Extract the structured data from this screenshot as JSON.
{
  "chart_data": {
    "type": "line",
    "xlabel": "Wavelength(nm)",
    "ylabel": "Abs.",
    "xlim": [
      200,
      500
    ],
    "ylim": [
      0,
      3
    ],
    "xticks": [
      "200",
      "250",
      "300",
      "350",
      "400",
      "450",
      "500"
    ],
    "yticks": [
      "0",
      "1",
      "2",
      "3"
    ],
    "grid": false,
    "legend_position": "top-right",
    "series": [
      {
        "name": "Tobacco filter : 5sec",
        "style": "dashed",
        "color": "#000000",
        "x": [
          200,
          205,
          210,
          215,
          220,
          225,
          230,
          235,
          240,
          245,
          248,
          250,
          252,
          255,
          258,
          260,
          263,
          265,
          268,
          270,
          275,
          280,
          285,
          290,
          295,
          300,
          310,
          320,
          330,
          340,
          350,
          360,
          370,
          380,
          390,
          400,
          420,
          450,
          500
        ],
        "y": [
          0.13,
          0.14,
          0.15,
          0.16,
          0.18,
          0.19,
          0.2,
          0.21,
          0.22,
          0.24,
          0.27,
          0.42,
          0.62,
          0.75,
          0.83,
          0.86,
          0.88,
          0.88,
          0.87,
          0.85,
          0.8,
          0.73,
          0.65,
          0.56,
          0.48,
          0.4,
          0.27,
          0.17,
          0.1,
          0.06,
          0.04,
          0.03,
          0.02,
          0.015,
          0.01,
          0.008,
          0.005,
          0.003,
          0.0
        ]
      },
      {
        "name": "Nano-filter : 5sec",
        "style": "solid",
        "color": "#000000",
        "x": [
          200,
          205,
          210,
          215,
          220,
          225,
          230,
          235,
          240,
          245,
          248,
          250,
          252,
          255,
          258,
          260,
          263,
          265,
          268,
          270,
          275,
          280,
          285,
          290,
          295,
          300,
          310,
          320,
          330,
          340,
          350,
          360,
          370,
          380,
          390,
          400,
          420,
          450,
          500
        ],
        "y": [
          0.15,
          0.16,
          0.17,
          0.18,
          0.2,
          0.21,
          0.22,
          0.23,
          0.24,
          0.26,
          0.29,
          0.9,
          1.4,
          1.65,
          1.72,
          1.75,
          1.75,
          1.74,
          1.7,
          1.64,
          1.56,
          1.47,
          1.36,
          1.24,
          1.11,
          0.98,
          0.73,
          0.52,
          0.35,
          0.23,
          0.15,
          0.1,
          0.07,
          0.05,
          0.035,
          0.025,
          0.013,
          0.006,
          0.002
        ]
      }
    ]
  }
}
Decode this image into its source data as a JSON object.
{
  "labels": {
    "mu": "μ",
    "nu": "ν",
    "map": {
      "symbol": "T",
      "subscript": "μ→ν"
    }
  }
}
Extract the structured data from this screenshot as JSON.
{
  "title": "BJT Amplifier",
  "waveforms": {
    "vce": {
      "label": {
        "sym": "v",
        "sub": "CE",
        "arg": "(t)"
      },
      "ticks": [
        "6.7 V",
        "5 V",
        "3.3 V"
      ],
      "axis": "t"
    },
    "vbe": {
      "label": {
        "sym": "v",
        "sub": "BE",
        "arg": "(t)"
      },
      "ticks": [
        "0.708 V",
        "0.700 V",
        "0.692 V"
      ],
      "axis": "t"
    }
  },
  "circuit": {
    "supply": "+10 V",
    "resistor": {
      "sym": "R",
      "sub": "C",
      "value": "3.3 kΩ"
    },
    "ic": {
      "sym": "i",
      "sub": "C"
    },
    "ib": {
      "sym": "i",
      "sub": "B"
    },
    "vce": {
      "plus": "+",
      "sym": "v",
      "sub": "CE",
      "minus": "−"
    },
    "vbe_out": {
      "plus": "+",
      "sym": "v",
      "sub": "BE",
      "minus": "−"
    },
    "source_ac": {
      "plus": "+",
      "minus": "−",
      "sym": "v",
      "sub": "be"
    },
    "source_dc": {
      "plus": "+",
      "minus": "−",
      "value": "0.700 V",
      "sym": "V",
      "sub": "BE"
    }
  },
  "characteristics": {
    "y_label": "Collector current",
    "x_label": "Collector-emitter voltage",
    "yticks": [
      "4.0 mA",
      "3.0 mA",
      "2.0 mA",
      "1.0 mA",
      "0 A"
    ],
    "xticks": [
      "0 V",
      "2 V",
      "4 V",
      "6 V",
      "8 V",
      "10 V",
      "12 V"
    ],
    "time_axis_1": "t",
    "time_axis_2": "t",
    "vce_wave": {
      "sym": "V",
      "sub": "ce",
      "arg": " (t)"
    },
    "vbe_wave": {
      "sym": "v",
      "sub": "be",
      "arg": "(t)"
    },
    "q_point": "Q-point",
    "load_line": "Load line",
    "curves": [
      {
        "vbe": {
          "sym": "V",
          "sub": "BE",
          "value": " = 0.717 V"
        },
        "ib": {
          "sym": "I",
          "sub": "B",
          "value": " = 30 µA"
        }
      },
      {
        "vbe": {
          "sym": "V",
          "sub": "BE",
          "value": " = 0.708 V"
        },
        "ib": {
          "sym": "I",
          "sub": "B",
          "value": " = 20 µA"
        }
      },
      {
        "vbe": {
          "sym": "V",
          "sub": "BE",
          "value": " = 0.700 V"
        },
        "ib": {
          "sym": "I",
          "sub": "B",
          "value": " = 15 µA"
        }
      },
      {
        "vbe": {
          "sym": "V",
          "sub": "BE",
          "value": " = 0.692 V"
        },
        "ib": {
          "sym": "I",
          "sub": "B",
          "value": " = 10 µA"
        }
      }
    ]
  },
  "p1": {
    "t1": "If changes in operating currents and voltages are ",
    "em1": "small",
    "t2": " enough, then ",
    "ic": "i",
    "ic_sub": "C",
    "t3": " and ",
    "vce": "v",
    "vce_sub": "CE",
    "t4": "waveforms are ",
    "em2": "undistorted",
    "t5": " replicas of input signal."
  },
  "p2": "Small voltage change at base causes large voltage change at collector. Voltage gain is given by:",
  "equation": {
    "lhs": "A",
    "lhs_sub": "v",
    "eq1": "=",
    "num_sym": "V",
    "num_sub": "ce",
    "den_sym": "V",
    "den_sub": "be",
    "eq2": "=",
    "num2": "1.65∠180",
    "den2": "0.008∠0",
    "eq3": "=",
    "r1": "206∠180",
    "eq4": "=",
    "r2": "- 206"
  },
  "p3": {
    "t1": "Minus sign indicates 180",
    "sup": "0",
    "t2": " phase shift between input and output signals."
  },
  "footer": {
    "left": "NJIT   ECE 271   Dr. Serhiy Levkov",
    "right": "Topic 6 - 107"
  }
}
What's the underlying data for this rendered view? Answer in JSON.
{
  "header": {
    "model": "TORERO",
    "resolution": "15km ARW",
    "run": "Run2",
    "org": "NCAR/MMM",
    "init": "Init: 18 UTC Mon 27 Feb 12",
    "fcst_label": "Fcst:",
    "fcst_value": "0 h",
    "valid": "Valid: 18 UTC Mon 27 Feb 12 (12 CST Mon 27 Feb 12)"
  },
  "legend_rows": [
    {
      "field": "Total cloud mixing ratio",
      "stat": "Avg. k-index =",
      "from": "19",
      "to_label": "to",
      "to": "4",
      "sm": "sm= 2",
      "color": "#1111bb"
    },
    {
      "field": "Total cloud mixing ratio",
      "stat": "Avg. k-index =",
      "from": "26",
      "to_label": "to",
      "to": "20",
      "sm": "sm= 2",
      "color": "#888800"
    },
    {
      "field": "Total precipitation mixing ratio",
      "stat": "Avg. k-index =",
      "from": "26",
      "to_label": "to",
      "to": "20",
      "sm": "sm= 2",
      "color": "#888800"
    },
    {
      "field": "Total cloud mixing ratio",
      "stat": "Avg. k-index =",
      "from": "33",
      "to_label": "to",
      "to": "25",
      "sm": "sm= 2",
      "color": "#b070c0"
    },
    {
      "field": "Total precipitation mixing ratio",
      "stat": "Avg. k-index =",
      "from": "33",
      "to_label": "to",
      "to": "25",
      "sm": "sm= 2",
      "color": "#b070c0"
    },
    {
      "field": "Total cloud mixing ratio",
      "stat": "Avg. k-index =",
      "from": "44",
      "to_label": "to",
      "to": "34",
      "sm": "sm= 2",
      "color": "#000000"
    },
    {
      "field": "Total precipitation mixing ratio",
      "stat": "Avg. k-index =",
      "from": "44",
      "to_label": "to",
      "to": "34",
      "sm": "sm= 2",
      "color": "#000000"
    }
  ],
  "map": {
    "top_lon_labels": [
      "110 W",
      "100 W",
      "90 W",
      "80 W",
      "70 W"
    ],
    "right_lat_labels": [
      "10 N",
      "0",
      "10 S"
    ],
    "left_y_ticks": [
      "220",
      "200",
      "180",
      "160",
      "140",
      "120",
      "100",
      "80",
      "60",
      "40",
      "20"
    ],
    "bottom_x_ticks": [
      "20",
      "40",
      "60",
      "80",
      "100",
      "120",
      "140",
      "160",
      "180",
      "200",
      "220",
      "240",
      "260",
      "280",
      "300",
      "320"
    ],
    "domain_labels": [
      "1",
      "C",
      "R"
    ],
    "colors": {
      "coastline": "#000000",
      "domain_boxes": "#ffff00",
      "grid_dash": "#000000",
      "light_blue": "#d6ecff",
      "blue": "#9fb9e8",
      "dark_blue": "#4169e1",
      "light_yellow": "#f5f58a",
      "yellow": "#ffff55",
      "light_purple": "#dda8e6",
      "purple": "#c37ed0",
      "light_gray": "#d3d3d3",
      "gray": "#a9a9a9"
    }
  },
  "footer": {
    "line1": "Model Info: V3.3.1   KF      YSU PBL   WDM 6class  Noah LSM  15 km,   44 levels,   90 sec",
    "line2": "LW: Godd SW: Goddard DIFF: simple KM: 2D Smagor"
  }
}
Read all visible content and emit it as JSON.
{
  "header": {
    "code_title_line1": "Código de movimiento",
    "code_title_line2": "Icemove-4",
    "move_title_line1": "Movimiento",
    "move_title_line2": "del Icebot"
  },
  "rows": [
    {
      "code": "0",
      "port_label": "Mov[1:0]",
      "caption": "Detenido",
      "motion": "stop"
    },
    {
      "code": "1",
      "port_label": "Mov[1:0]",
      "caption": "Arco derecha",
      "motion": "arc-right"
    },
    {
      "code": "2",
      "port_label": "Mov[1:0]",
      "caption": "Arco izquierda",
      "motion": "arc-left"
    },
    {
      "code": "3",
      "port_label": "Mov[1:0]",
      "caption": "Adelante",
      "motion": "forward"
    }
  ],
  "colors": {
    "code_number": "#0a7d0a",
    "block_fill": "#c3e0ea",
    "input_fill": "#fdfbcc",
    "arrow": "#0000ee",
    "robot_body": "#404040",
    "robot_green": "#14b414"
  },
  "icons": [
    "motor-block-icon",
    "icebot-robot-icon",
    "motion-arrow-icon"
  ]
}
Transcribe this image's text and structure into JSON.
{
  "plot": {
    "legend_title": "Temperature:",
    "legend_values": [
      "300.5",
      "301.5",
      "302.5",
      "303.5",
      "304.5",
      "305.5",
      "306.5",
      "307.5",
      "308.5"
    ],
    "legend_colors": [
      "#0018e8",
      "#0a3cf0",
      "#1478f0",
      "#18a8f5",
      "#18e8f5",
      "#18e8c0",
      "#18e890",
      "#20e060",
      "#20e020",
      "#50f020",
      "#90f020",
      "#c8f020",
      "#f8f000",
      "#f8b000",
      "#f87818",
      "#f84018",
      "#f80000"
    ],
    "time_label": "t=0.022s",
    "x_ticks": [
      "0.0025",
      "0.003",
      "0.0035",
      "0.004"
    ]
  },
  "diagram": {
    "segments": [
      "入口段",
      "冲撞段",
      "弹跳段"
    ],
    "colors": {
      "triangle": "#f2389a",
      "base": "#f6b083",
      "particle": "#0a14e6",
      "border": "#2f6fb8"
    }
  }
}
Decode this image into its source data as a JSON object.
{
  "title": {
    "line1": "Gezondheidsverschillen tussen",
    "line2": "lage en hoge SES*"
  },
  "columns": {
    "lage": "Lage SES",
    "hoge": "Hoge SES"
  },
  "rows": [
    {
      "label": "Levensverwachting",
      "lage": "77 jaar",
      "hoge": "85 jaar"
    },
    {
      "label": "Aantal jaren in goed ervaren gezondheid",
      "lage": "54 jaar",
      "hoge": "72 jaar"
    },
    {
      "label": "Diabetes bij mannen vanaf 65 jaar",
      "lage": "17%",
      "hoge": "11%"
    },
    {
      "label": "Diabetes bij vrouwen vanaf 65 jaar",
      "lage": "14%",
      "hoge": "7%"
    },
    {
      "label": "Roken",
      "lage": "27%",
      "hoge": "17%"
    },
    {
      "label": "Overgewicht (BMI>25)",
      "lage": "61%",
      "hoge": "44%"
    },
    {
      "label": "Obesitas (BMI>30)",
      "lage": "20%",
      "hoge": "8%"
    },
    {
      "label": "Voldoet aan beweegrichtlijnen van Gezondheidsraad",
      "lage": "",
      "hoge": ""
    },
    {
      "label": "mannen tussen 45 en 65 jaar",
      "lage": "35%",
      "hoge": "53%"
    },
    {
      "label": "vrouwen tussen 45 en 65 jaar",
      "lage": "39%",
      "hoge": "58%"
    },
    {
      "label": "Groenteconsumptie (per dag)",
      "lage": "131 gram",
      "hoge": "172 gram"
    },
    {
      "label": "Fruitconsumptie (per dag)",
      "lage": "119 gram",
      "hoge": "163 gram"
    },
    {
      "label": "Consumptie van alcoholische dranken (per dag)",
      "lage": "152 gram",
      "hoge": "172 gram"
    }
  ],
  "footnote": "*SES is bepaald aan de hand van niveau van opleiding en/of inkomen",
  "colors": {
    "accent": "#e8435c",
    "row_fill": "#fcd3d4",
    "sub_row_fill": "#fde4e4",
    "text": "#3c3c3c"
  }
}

• What the task requires: Find every line in the records that contains the word "motion"; copy those lines.

• Task solution:
      "motion": "stop"
      "motion": "arc-right"
      "motion": "arc-left"
      "motion": "forward"
    "motion-arrow-icon"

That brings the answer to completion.